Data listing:
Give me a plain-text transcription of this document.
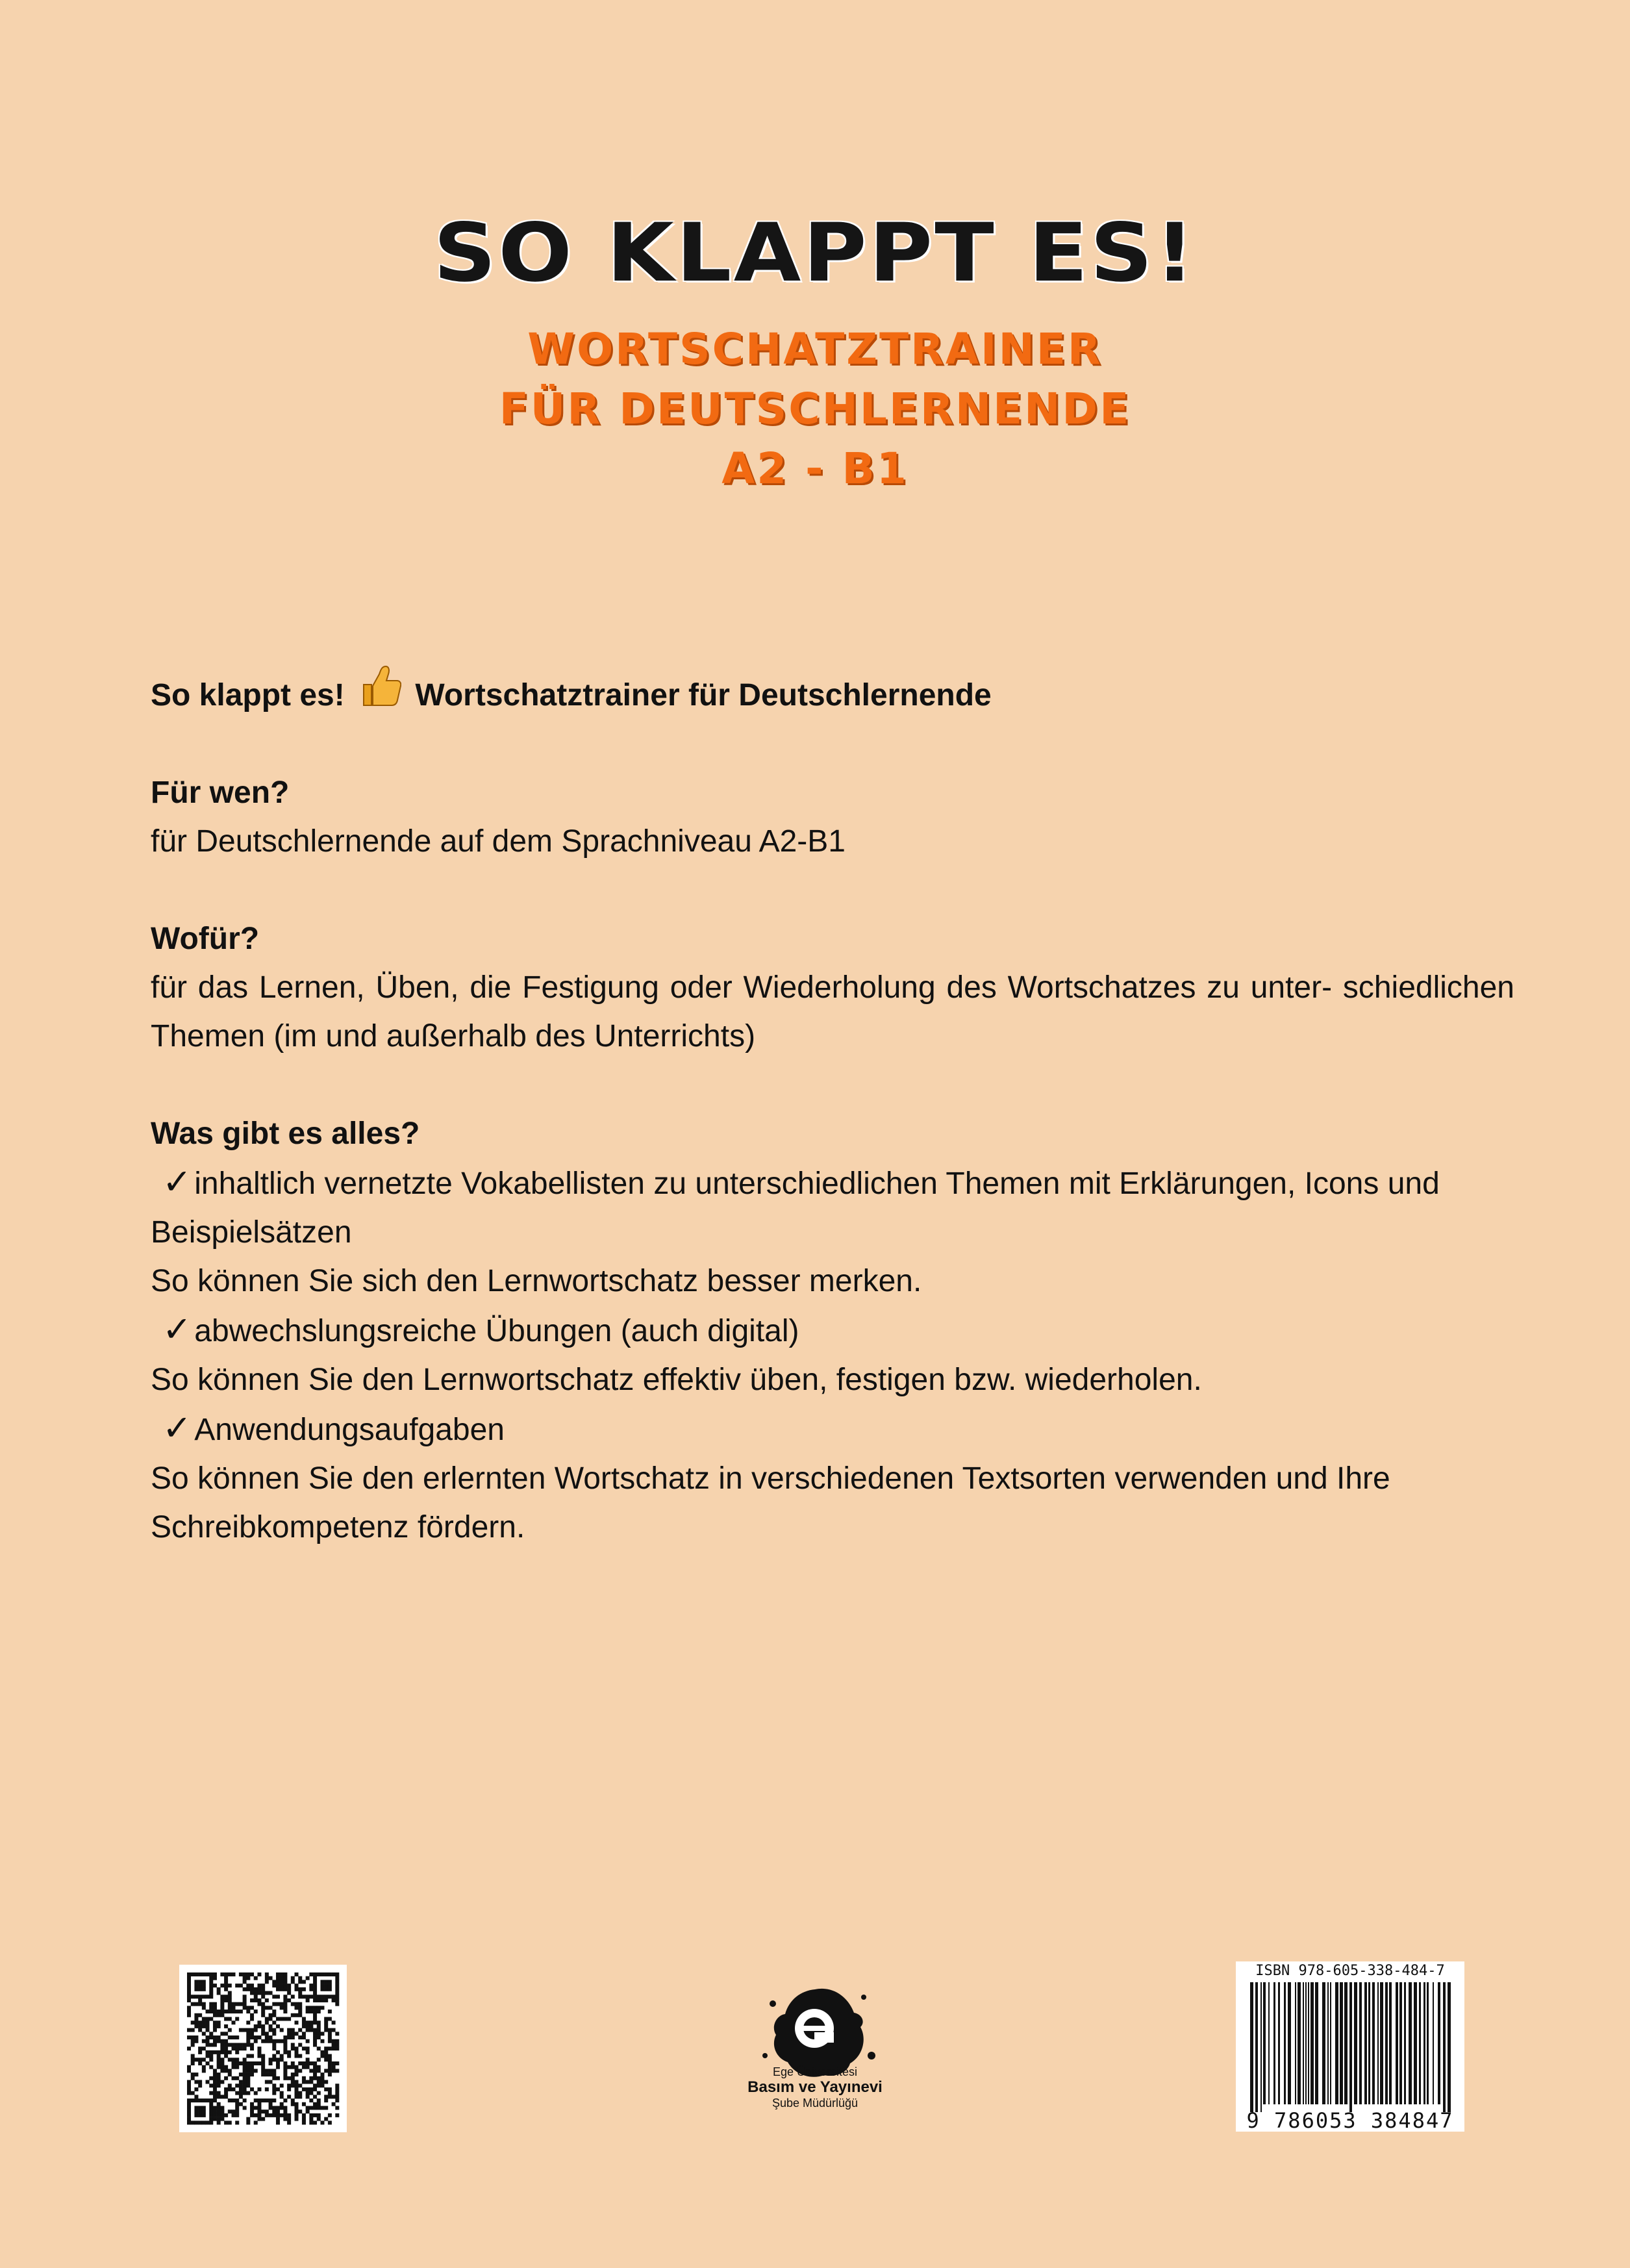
SO KLAPPT ES!
WORTSCHATZTRAINER
FÜR DEUTSCHLERNENDE
A2 - B1

So klappt es! Wortschatztrainer für Deutschlernende

Für wen?

für Deutschlernende auf dem Sprachniveau A2-B1

Wofür?

für das Lernen, Üben, die Festigung oder Wiederholung des Wortschatzes zu unter- schiedlichen Themen (im und außerhalb des Unterrichts)

Was gibt es alles?

✓inhaltlich vernetzte Vokabellisten zu unterschiedlichen Themen mit Erklärungen, Icons und Beispielsätzen

So können Sie sich den Lernwortschatz besser merken.

✓abwechslungsreiche Übungen (auch digital)

So können Sie den Lernwortschatz effektiv üben, festigen bzw. wiederholen.

✓Anwendungsaufgaben

So können Sie den erlernten Wortschatz in verschiedenen Textsorten verwenden und Ihre Schreibkompetenz fördern.

Ege Üniversitesi
Basım ve Yayınevi
Şube Müdürlüğü
ISBN 978-605-338-484-7
9 786053 384847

EXERCISE REQUIREMENTS:
Quote the records above in full, dropping each picture.

COMPLETE ANSWER:
Give me a plain-text transcription of this document.
SO KLAPPT ES!
WORTSCHATZTRAINER
FÜR DEUTSCHLERNENDE
A2 - B1

So klappt es! Wortschatztrainer für Deutschlernende

Für wen?

für Deutschlernende auf dem Sprachniveau A2-B1

Wofür?

für das Lernen, Üben, die Festigung oder Wiederholung des Wortschatzes zu unter- schiedlichen Themen (im und außerhalb des Unterrichts)

Was gibt es alles?

✓inhaltlich vernetzte Vokabellisten zu unterschiedlichen Themen mit Erklärungen, Icons und Beispielsätzen

So können Sie sich den Lernwortschatz besser merken.

✓abwechslungsreiche Übungen (auch digital)

So können Sie den Lernwortschatz effektiv üben, festigen bzw. wiederholen.

✓Anwendungsaufgaben

So können Sie den erlernten Wortschatz in verschiedenen Textsorten verwenden und Ihre Schreibkompetenz fördern.

Ege Üniversitesi
Basım ve Yayınevi
Şube Müdürlüğü
ISBN 978-605-338-484-7
9 786053 384847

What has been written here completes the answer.